* What is being asked
Copy out each line in the material below that has the word "name".

=== Records shown ===

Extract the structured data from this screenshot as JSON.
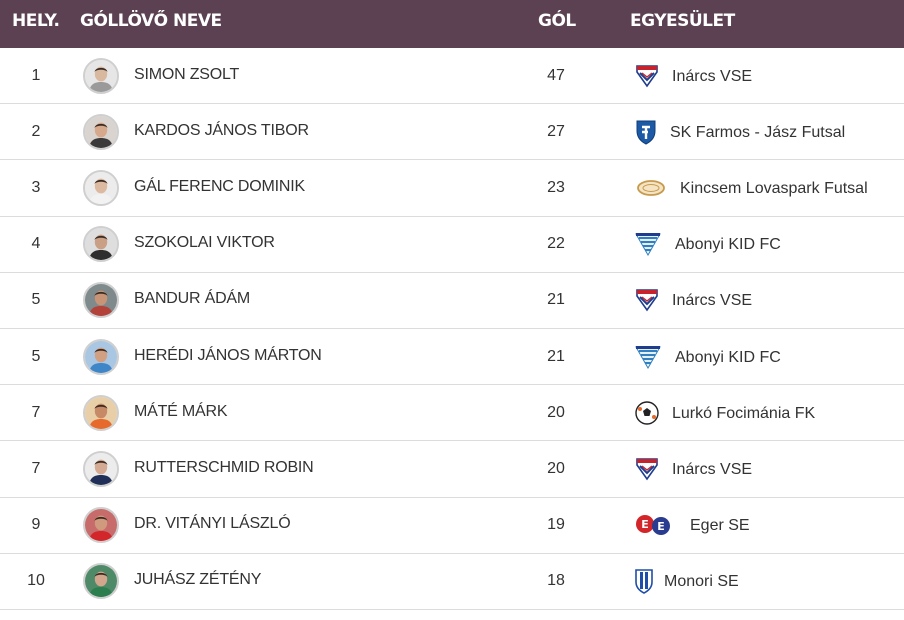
{
  "header": {
    "rank": "HELY.",
    "name": "GÓLLÖVŐ NEVE",
    "goals": "GÓL",
    "club": "EGYESÜLET"
  },
  "colors": {
    "header_bg": "#5b4152",
    "header_text": "#ffffff",
    "row_divider": "#dcdcdc"
  },
  "rows": [
    {
      "rank": "1",
      "name": "SIMON ZSOLT",
      "goals": "47",
      "club": "Inárcs VSE",
      "logo": "inarcs-vse-logo-icon",
      "skin": "#d8b9a0",
      "shirt": "#9a9a9a",
      "bg": "#e6e6e6"
    },
    {
      "rank": "2",
      "name": "KARDOS JÁNOS TIBOR",
      "goals": "27",
      "club": "SK Farmos - Jász Futsal",
      "logo": "sk-farmos-logo-icon",
      "skin": "#d6a98c",
      "shirt": "#3b3b3b",
      "bg": "#d9d4cf"
    },
    {
      "rank": "3",
      "name": "GÁL FERENC DOMINIK",
      "goals": "23",
      "club": "Kincsem Lovaspark Futsal",
      "logo": "kincsem-lovaspark-logo-icon",
      "skin": "#dcb9a1",
      "shirt": "#f2f2f2",
      "bg": "#ececec"
    },
    {
      "rank": "4",
      "name": "SZOKOLAI VIKTOR",
      "goals": "22",
      "club": "Abonyi KID FC",
      "logo": "abonyi-kid-fc-logo-icon",
      "skin": "#c99f85",
      "shirt": "#2e2e2e",
      "bg": "#dedede"
    },
    {
      "rank": "5",
      "name": "BANDUR ÁDÁM",
      "goals": "21",
      "club": "Inárcs VSE",
      "logo": "inarcs-vse-logo-icon",
      "skin": "#c89478",
      "shirt": "#b2423a",
      "bg": "#7f8a8c"
    },
    {
      "rank": "5",
      "name": "HERÉDI JÁNOS MÁRTON",
      "goals": "21",
      "club": "Abonyi KID FC",
      "logo": "abonyi-kid-fc-logo-icon",
      "skin": "#d1a083",
      "shirt": "#3f86c9",
      "bg": "#a9c7e3"
    },
    {
      "rank": "7",
      "name": "MÁTÉ MÁRK",
      "goals": "20",
      "club": "Lurkó Focimánia FK",
      "logo": "lurko-focimania-logo-icon",
      "skin": "#c78a66",
      "shirt": "#e56a2b",
      "bg": "#e9cfa8"
    },
    {
      "rank": "7",
      "name": "RUTTERSCHMID ROBIN",
      "goals": "20",
      "club": "Inárcs VSE",
      "logo": "inarcs-vse-logo-icon",
      "skin": "#d4ab92",
      "shirt": "#1f2f57",
      "bg": "#ececec"
    },
    {
      "rank": "9",
      "name": "DR. VITÁNYI LÁSZLÓ",
      "goals": "19",
      "club": "Eger SE",
      "logo": "eger-se-logo-icon",
      "skin": "#cf9a7e",
      "shirt": "#d3262b",
      "bg": "#c76b6b"
    },
    {
      "rank": "10",
      "name": "JUHÁSZ ZÉTÉNY",
      "goals": "18",
      "club": "Monori SE",
      "logo": "monori-se-logo-icon",
      "skin": "#d2a68c",
      "shirt": "#2d7e4f",
      "bg": "#4f8a68"
    }
  ]
}
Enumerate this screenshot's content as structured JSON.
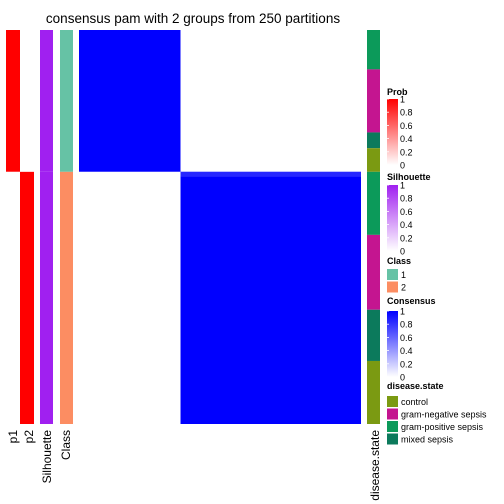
{
  "chart_data": {
    "type": "heatmap",
    "title": "consensus pam with 2 groups from 250 partitions",
    "samples": 100,
    "class_sizes": [
      36,
      64
    ],
    "tracks": {
      "p1": [
        1,
        0
      ],
      "p2": [
        0,
        1
      ],
      "silhouette": [
        1,
        1
      ]
    },
    "consensus_blocks": [
      [
        1,
        0
      ],
      [
        0,
        1
      ]
    ],
    "disease_state_runs": [
      {
        "level": "gram-positive sepsis",
        "count": 10
      },
      {
        "level": "gram-negative sepsis",
        "count": 16
      },
      {
        "level": "mixed sepsis",
        "count": 4
      },
      {
        "level": "control",
        "count": 6
      },
      {
        "level": "gram-positive sepsis",
        "count": 16
      },
      {
        "level": "gram-negative sepsis",
        "count": 19
      },
      {
        "level": "mixed sepsis",
        "count": 13
      },
      {
        "level": "control",
        "count": 16
      }
    ],
    "column_labels": [
      "p1",
      "p2",
      "Silhouette",
      "Class"
    ],
    "disease_state_label": "disease.state",
    "legends": {
      "prob": {
        "title": "Prob",
        "ticks": [
          "1",
          "0.8",
          "0.6",
          "0.4",
          "0.2",
          "0"
        ],
        "color_high": "#ff0000",
        "color_low": "#ffffff"
      },
      "silhouette": {
        "title": "Silhouette",
        "ticks": [
          "1",
          "0.8",
          "0.6",
          "0.4",
          "0.2",
          "0"
        ],
        "color_high": "#a020f0",
        "color_low": "#ffffff"
      },
      "class": {
        "title": "Class",
        "items": [
          {
            "label": "1",
            "color": "#66c2a5"
          },
          {
            "label": "2",
            "color": "#fc8d62"
          }
        ]
      },
      "consensus": {
        "title": "Consensus",
        "ticks": [
          "1",
          "0.8",
          "0.6",
          "0.4",
          "0.2",
          "0"
        ],
        "color_high": "#0000ff",
        "color_low": "#ffffff"
      },
      "disease_state": {
        "title": "disease.state",
        "items": [
          {
            "label": "control",
            "color": "#7b9a12"
          },
          {
            "label": "gram-negative sepsis",
            "color": "#c41590"
          },
          {
            "label": "gram-positive sepsis",
            "color": "#0c9a5a"
          },
          {
            "label": "mixed sepsis",
            "color": "#0c7a5c"
          }
        ]
      }
    },
    "colors": {
      "prob": "#ff0000",
      "silhouette": "#a020f0",
      "class_1": "#66c2a5",
      "class_2": "#fc8d62",
      "consensus": "#0000ff",
      "consensus_top_edge": "#2626ff"
    }
  }
}
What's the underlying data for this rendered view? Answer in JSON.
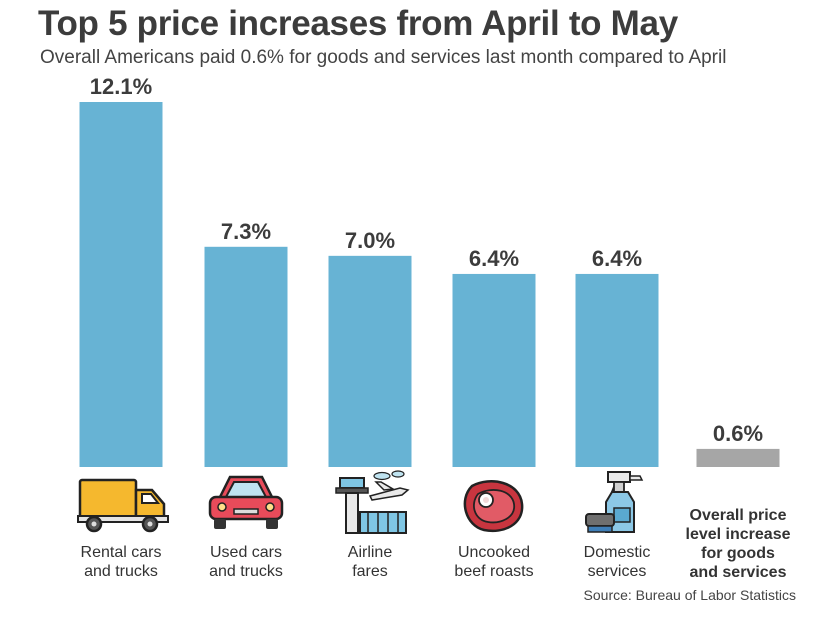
{
  "title": "Top 5 price increases from April to May",
  "subtitle": "Overall Americans paid 0.6% for goods and services last month compared to April",
  "source": "Source: Bureau of Labor Statistics",
  "colors": {
    "bar": "#67b3d4",
    "overall_bar": "#a6a6a6"
  },
  "chart_data": {
    "type": "bar",
    "categories": [
      "Rental cars and trucks",
      "Used cars and trucks",
      "Airline fares",
      "Uncooked beef roasts",
      "Domestic services",
      "Overall price level increase for goods and services"
    ],
    "category_lines": [
      [
        "Rental cars",
        "and trucks"
      ],
      [
        "Used cars",
        "and trucks"
      ],
      [
        "Airline",
        "fares"
      ],
      [
        "Uncooked",
        "beef roasts"
      ],
      [
        "Domestic",
        "services"
      ],
      [
        "Overall price",
        "level increase",
        "for goods",
        "and services"
      ]
    ],
    "values": [
      12.1,
      7.3,
      7.0,
      6.4,
      6.4,
      0.6
    ],
    "value_labels": [
      "12.1%",
      "7.3%",
      "7.0%",
      "6.4%",
      "6.4%",
      "0.6%"
    ],
    "icons": [
      "truck-icon",
      "car-icon",
      "airport-icon",
      "steak-icon",
      "cleaning-spray-icon",
      ""
    ],
    "ylim": [
      0,
      12.1
    ]
  }
}
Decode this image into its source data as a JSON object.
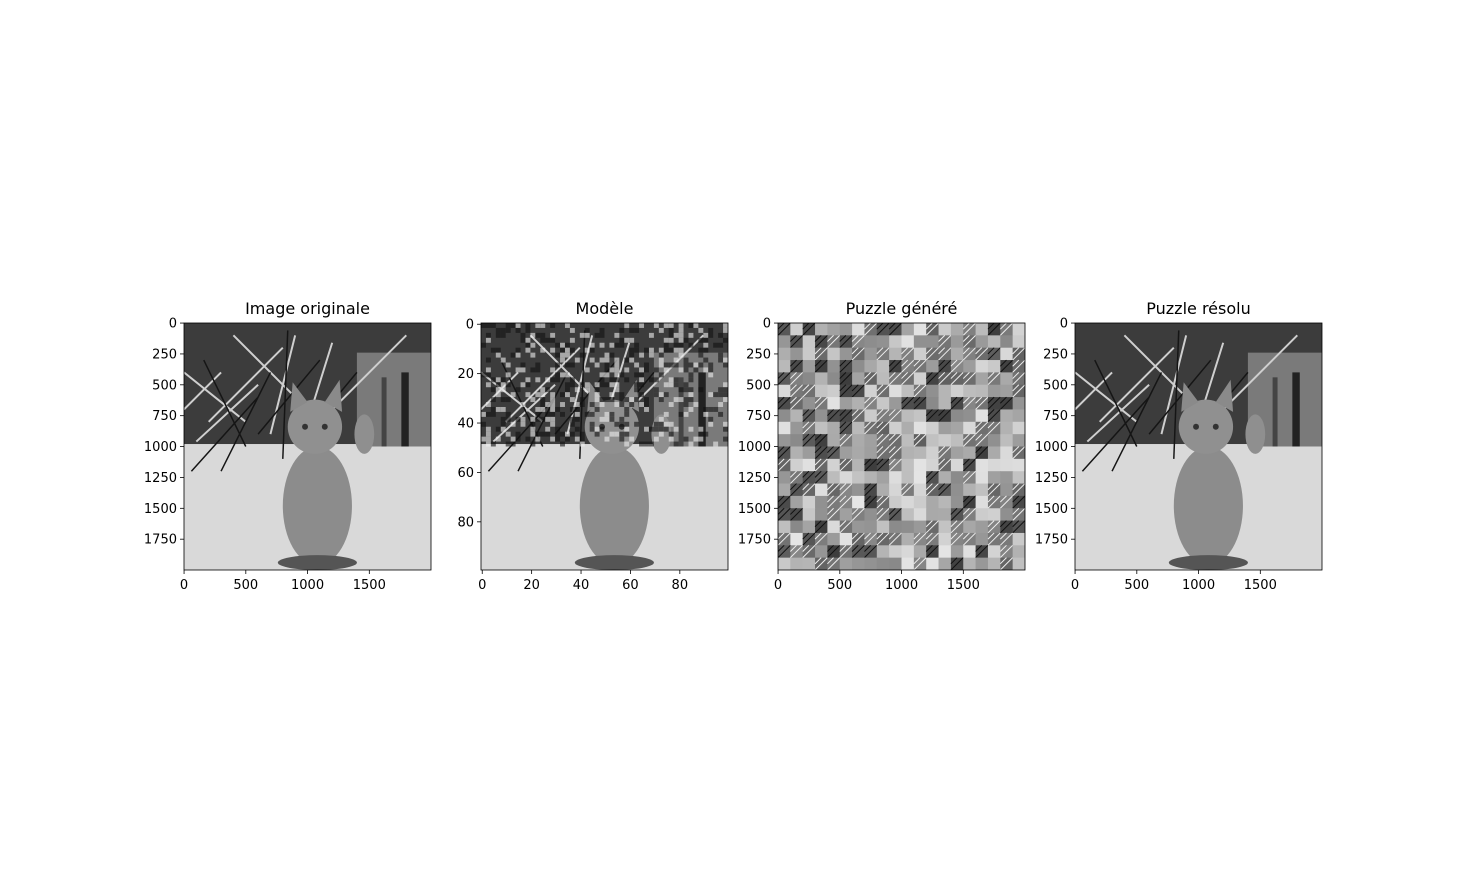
{
  "chart_data": [
    {
      "type": "image",
      "title": "Image originale",
      "xlim": [
        -0.5,
        1999.5
      ],
      "ylim": [
        1999.5,
        -0.5
      ],
      "xticks": [
        0,
        500,
        1000,
        1500
      ],
      "yticks": [
        0,
        250,
        500,
        750,
        1000,
        1250,
        1500,
        1750
      ]
    },
    {
      "type": "image",
      "title": "Modèle",
      "xlim": [
        -0.5,
        99.5
      ],
      "ylim": [
        99.5,
        -0.5
      ],
      "xticks": [
        0,
        20,
        40,
        60,
        80
      ],
      "yticks": [
        0,
        20,
        40,
        60,
        80
      ]
    },
    {
      "type": "image",
      "title": "Puzzle généré",
      "xlim": [
        -0.5,
        1999.5
      ],
      "ylim": [
        1999.5,
        -0.5
      ],
      "xticks": [
        0,
        500,
        1000,
        1500
      ],
      "yticks": [
        0,
        250,
        500,
        750,
        1000,
        1250,
        1500,
        1750
      ]
    },
    {
      "type": "image",
      "title": "Puzzle résolu",
      "xlim": [
        -0.5,
        1999.5
      ],
      "ylim": [
        1999.5,
        -0.5
      ],
      "xticks": [
        0,
        500,
        1000,
        1500
      ],
      "yticks": [
        0,
        250,
        500,
        750,
        1000,
        1250,
        1500,
        1750
      ]
    }
  ]
}
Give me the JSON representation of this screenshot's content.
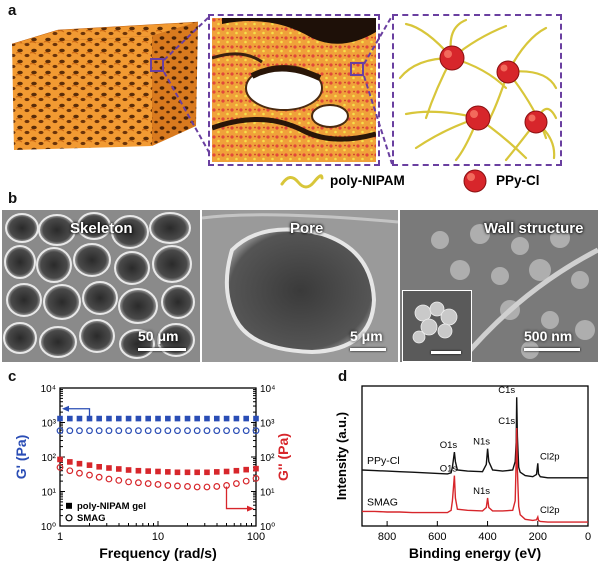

===

* Expected answer
    "name": "GÓLLÖVŐ NEVE",
      "name": "SIMON ZSOLT",
      "name": "KARDOS JÁNOS TIBOR",
      "name": "GÁL FERENC DOMINIK",
      "name": "SZOKOLAI VIKTOR",
      "name": "BANDUR ÁDÁM",
      "name": "HERÉDI JÁNOS MÁRTON",
      "name": "MÁTÉ MÁRK",
      "name": "RUTTERSCHMID ROBIN",
      "name": "DR. VITÁNYI LÁSZLÓ",
      "name": "JUHÁSZ ZÉTÉNY",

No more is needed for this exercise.